»»

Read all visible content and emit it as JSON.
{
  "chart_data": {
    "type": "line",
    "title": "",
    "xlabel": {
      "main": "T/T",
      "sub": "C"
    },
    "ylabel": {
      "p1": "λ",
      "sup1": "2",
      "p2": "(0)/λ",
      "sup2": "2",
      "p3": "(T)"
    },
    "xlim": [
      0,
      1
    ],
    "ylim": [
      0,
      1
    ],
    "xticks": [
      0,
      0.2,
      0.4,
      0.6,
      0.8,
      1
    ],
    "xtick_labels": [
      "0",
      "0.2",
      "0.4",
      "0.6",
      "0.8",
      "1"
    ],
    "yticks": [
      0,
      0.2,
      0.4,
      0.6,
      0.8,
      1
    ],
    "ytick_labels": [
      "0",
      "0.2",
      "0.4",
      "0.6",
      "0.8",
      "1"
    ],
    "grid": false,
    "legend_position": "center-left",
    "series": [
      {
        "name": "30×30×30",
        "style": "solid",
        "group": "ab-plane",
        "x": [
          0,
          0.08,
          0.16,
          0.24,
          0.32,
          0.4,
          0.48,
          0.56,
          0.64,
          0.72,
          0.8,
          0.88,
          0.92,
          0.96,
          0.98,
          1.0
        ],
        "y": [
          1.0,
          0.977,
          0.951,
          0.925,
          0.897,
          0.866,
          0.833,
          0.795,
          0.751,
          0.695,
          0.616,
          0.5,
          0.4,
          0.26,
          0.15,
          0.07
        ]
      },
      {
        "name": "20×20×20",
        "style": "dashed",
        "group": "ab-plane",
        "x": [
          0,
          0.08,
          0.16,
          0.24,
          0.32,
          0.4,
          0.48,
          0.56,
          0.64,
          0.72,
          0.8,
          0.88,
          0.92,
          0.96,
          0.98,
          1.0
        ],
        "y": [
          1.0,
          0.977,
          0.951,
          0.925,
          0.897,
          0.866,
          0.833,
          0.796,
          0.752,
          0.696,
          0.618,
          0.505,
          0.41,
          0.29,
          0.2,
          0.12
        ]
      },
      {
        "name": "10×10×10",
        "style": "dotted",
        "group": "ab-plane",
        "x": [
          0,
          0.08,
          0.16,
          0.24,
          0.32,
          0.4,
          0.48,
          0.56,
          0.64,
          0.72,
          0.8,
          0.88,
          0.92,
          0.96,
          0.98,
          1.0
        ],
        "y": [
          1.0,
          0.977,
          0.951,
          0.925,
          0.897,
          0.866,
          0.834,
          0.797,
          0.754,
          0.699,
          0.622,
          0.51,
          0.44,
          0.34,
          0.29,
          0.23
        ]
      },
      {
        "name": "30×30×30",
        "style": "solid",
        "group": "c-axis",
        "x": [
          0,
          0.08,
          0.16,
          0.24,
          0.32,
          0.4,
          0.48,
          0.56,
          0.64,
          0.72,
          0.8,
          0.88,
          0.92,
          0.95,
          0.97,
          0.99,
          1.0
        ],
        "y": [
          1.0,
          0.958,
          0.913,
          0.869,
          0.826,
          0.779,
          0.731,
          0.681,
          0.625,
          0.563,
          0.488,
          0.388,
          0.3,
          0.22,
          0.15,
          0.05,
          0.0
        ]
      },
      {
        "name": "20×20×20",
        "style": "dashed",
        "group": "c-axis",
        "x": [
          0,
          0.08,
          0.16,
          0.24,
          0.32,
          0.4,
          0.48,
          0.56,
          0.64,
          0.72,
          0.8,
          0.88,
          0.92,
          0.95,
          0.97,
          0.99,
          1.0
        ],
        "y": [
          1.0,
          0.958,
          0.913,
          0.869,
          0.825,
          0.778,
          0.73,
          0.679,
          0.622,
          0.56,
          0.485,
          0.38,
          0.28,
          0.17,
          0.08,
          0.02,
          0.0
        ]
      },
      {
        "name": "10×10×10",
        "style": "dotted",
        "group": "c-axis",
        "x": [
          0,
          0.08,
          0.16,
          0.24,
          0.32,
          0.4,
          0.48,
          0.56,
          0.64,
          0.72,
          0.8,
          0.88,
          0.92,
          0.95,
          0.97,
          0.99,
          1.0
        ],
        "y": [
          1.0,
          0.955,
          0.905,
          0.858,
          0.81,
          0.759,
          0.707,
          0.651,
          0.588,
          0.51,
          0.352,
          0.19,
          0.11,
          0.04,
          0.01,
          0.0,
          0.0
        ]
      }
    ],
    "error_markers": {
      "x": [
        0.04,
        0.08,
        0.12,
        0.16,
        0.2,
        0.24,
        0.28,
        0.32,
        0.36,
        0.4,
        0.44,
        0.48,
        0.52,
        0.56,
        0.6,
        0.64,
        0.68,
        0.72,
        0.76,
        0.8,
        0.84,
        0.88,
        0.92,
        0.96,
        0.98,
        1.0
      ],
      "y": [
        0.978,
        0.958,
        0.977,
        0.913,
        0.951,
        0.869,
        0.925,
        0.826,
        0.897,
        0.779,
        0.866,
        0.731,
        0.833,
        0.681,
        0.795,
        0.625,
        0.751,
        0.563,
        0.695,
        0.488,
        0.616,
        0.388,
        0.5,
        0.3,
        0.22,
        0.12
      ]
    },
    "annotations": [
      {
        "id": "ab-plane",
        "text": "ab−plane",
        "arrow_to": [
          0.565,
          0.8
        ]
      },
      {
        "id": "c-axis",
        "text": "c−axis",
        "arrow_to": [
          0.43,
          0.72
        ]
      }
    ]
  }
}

««

Give every line of the material again, exactly as it reads.

Read all visible content and emit it as JSON.
{
  "chart_data": {
    "type": "line",
    "title": "",
    "xlabel": {
      "main": "T/T",
      "sub": "C"
    },
    "ylabel": {
      "p1": "λ",
      "sup1": "2",
      "p2": "(0)/λ",
      "sup2": "2",
      "p3": "(T)"
    },
    "xlim": [
      0,
      1
    ],
    "ylim": [
      0,
      1
    ],
    "xticks": [
      0,
      0.2,
      0.4,
      0.6,
      0.8,
      1
    ],
    "xtick_labels": [
      "0",
      "0.2",
      "0.4",
      "0.6",
      "0.8",
      "1"
    ],
    "yticks": [
      0,
      0.2,
      0.4,
      0.6,
      0.8,
      1
    ],
    "ytick_labels": [
      "0",
      "0.2",
      "0.4",
      "0.6",
      "0.8",
      "1"
    ],
    "grid": false,
    "legend_position": "center-left",
    "series": [
      {
        "name": "30×30×30",
        "style": "solid",
        "group": "ab-plane",
        "x": [
          0,
          0.08,
          0.16,
          0.24,
          0.32,
          0.4,
          0.48,
          0.56,
          0.64,
          0.72,
          0.8,
          0.88,
          0.92,
          0.96,
          0.98,
          1.0
        ],
        "y": [
          1.0,
          0.977,
          0.951,
          0.925,
          0.897,
          0.866,
          0.833,
          0.795,
          0.751,
          0.695,
          0.616,
          0.5,
          0.4,
          0.26,
          0.15,
          0.07
        ]
      },
      {
        "name": "20×20×20",
        "style": "dashed",
        "group": "ab-plane",
        "x": [
          0,
          0.08,
          0.16,
          0.24,
          0.32,
          0.4,
          0.48,
          0.56,
          0.64,
          0.72,
          0.8,
          0.88,
          0.92,
          0.96,
          0.98,
          1.0
        ],
        "y": [
          1.0,
          0.977,
          0.951,
          0.925,
          0.897,
          0.866,
          0.833,
          0.796,
          0.752,
          0.696,
          0.618,
          0.505,
          0.41,
          0.29,
          0.2,
          0.12
        ]
      },
      {
        "name": "10×10×10",
        "style": "dotted",
        "group": "ab-plane",
        "x": [
          0,
          0.08,
          0.16,
          0.24,
          0.32,
          0.4,
          0.48,
          0.56,
          0.64,
          0.72,
          0.8,
          0.88,
          0.92,
          0.96,
          0.98,
          1.0
        ],
        "y": [
          1.0,
          0.977,
          0.951,
          0.925,
          0.897,
          0.866,
          0.834,
          0.797,
          0.754,
          0.699,
          0.622,
          0.51,
          0.44,
          0.34,
          0.29,
          0.23
        ]
      },
      {
        "name": "30×30×30",
        "style": "solid",
        "group": "c-axis",
        "x": [
          0,
          0.08,
          0.16,
          0.24,
          0.32,
          0.4,
          0.48,
          0.56,
          0.64,
          0.72,
          0.8,
          0.88,
          0.92,
          0.95,
          0.97,
          0.99,
          1.0
        ],
        "y": [
          1.0,
          0.958,
          0.913,
          0.869,
          0.826,
          0.779,
          0.731,
          0.681,
          0.625,
          0.563,
          0.488,
          0.388,
          0.3,
          0.22,
          0.15,
          0.05,
          0.0
        ]
      },
      {
        "name": "20×20×20",
        "style": "dashed",
        "group": "c-axis",
        "x": [
          0,
          0.08,
          0.16,
          0.24,
          0.32,
          0.4,
          0.48,
          0.56,
          0.64,
          0.72,
          0.8,
          0.88,
          0.92,
          0.95,
          0.97,
          0.99,
          1.0
        ],
        "y": [
          1.0,
          0.958,
          0.913,
          0.869,
          0.825,
          0.778,
          0.73,
          0.679,
          0.622,
          0.56,
          0.485,
          0.38,
          0.28,
          0.17,
          0.08,
          0.02,
          0.0
        ]
      },
      {
        "name": "10×10×10",
        "style": "dotted",
        "group": "c-axis",
        "x": [
          0,
          0.08,
          0.16,
          0.24,
          0.32,
          0.4,
          0.48,
          0.56,
          0.64,
          0.72,
          0.8,
          0.88,
          0.92,
          0.95,
          0.97,
          0.99,
          1.0
        ],
        "y": [
          1.0,
          0.955,
          0.905,
          0.858,
          0.81,
          0.759,
          0.707,
          0.651,
          0.588,
          0.51,
          0.352,
          0.19,
          0.11,
          0.04,
          0.01,
          0.0,
          0.0
        ]
      }
    ],
    "error_markers": {
      "x": [
        0.04,
        0.08,
        0.12,
        0.16,
        0.2,
        0.24,
        0.28,
        0.32,
        0.36,
        0.4,
        0.44,
        0.48,
        0.52,
        0.56,
        0.6,
        0.64,
        0.68,
        0.72,
        0.76,
        0.8,
        0.84,
        0.88,
        0.92,
        0.96,
        0.98,
        1.0
      ],
      "y": [
        0.978,
        0.958,
        0.977,
        0.913,
        0.951,
        0.869,
        0.925,
        0.826,
        0.897,
        0.779,
        0.866,
        0.731,
        0.833,
        0.681,
        0.795,
        0.625,
        0.751,
        0.563,
        0.695,
        0.488,
        0.616,
        0.388,
        0.5,
        0.3,
        0.22,
        0.12
      ]
    },
    "annotations": [
      {
        "id": "ab-plane",
        "text": "ab−plane",
        "arrow_to": [
          0.565,
          0.8
        ]
      },
      {
        "id": "c-axis",
        "text": "c−axis",
        "arrow_to": [
          0.43,
          0.72
        ]
      }
    ]
  }
}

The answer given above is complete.